** Begin **

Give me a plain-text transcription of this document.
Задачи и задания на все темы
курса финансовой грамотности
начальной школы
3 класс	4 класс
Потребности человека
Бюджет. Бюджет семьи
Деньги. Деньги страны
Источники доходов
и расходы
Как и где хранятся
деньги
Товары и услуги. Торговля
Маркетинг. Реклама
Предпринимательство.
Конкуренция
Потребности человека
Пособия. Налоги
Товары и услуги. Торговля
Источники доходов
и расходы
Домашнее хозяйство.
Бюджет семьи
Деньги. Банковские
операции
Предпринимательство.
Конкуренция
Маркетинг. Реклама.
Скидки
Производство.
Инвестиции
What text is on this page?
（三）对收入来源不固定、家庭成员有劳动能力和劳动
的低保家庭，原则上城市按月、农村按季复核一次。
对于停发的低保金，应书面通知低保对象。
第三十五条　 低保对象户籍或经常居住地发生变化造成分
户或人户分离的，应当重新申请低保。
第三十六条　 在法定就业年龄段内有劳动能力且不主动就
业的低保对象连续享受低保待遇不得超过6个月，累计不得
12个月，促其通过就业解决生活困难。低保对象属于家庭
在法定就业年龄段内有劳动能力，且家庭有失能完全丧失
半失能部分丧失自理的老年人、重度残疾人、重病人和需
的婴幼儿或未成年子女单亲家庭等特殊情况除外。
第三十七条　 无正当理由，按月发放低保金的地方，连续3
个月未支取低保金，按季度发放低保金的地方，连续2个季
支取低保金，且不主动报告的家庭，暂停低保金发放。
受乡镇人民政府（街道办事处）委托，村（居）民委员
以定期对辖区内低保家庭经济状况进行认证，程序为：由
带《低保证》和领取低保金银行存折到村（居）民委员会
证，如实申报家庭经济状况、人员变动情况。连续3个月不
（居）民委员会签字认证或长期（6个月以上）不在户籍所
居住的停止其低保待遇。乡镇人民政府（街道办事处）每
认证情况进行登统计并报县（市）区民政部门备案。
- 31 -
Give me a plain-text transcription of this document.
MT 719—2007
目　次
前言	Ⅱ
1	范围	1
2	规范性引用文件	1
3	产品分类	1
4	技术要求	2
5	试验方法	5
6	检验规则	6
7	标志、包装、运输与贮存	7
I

** End **

* Instructions to follow: Every record shown above should be written out again exactly.

* Solution below:
Give me a plain-text transcription of this document.
Задачи и задания на все темы
курса финансовой грамотности
начальной школы
3 класс	4 класс
Потребности человека
Бюджет. Бюджет семьи
Деньги. Деньги страны
Источники доходов
и расходы
Как и где хранятся
деньги
Товары и услуги. Торговля
Маркетинг. Реклама
Предпринимательство.
Конкуренция
Потребности человека
Пособия. Налоги
Товары и услуги. Торговля
Источники доходов
и расходы
Домашнее хозяйство.
Бюджет семьи
Деньги. Банковские
операции
Предпринимательство.
Конкуренция
Маркетинг. Реклама.
Скидки
Производство.
Инвестиции
What text is on this page?
（三）对收入来源不固定、家庭成员有劳动能力和劳动
的低保家庭，原则上城市按月、农村按季复核一次。
对于停发的低保金，应书面通知低保对象。
第三十五条　 低保对象户籍或经常居住地发生变化造成分
户或人户分离的，应当重新申请低保。
第三十六条　 在法定就业年龄段内有劳动能力且不主动就
业的低保对象连续享受低保待遇不得超过6个月，累计不得
12个月，促其通过就业解决生活困难。低保对象属于家庭
在法定就业年龄段内有劳动能力，且家庭有失能完全丧失
半失能部分丧失自理的老年人、重度残疾人、重病人和需
的婴幼儿或未成年子女单亲家庭等特殊情况除外。
第三十七条　 无正当理由，按月发放低保金的地方，连续3
个月未支取低保金，按季度发放低保金的地方，连续2个季
支取低保金，且不主动报告的家庭，暂停低保金发放。
受乡镇人民政府（街道办事处）委托，村（居）民委员
以定期对辖区内低保家庭经济状况进行认证，程序为：由
带《低保证》和领取低保金银行存折到村（居）民委员会
证，如实申报家庭经济状况、人员变动情况。连续3个月不
（居）民委员会签字认证或长期（6个月以上）不在户籍所
居住的停止其低保待遇。乡镇人民政府（街道办事处）每
认证情况进行登统计并报县（市）区民政部门备案。
- 31 -
Give me a plain-text transcription of this document.
MT 719—2007
目　次
前言	Ⅱ
1	范围	1
2	规范性引用文件	1
3	产品分类	1
4	技术要求	2
5	试验方法	5
6	检验规则	6
7	标志、包装、运输与贮存	7
I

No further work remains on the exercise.